> _Exercise_:
Without the pictures, output the records below word for word.

Extracted data entries
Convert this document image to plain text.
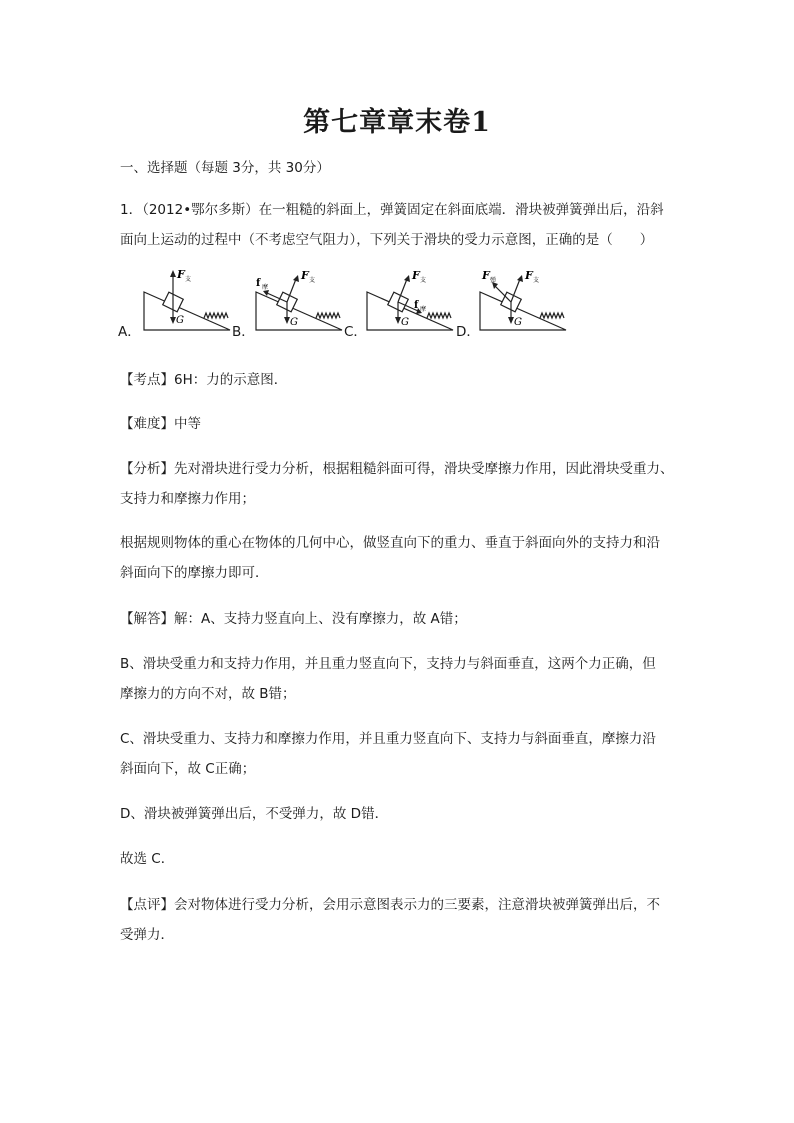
第七章章末卷1
一、选择题（每题 3分，共 30分）
1．（2012•鄂尔多斯）在一粗糙的斜面上，弹簧固定在斜面底端．滑块被弹簧弹出后，沿斜
面向上运动的过程中（不考虑空气阻力），下列关于滑块的受力示意图，正确的是（　　）
A．
F 支
G
B．
F 支
f 摩
G
C．
F 支
f 摩
G
D．
F 支
F 弹
G
【考点】6H：力的示意图．
【难度】中等
【分析】先对滑块进行受力分析，根据粗糙斜面可得，滑块受摩擦力作用，因此滑块受重力、
支持力和摩擦力作用；
根据规则物体的重心在物体的几何中心，做竖直向下的重力、垂直于斜面向外的支持力和沿
斜面向下的摩擦力即可．
【解答】解：A、支持力竖直向上、没有摩擦力，故 A错；
B、滑块受重力和支持力作用，并且重力竖直向下，支持力与斜面垂直，这两个力正确，但
摩擦力的方向不对，故 B错；
C、滑块受重力、支持力和摩擦力作用，并且重力竖直向下、支持力与斜面垂直，摩擦力沿
斜面向下，故 C正确；
D、滑块被弹簧弹出后，不受弹力，故 D错．
故选 C．
【点评】会对物体进行受力分析，会用示意图表示力的三要素，注意滑块被弹簧弹出后，不
受弹力．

> _Task output_:
Convert this document image to plain text.
第七章章末卷1
一、选择题（每题 3分，共 30分）
1．（2012•鄂尔多斯）在一粗糙的斜面上，弹簧固定在斜面底端．滑块被弹簧弹出后，沿斜
面向上运动的过程中（不考虑空气阻力），下列关于滑块的受力示意图，正确的是（　　）
A．
F 支
G
B．
F 支
f 摩
G
C．
F 支
f 摩
G
D．
F 支
F 弹
G
【考点】6H：力的示意图．
【难度】中等
【分析】先对滑块进行受力分析，根据粗糙斜面可得，滑块受摩擦力作用，因此滑块受重力、
支持力和摩擦力作用；
根据规则物体的重心在物体的几何中心，做竖直向下的重力、垂直于斜面向外的支持力和沿
斜面向下的摩擦力即可．
【解答】解：A、支持力竖直向上、没有摩擦力，故 A错；
B、滑块受重力和支持力作用，并且重力竖直向下，支持力与斜面垂直，这两个力正确，但
摩擦力的方向不对，故 B错；
C、滑块受重力、支持力和摩擦力作用，并且重力竖直向下、支持力与斜面垂直，摩擦力沿
斜面向下，故 C正确；
D、滑块被弹簧弹出后，不受弹力，故 D错．
故选 C．
【点评】会对物体进行受力分析，会用示意图表示力的三要素，注意滑块被弹簧弹出后，不
受弹力．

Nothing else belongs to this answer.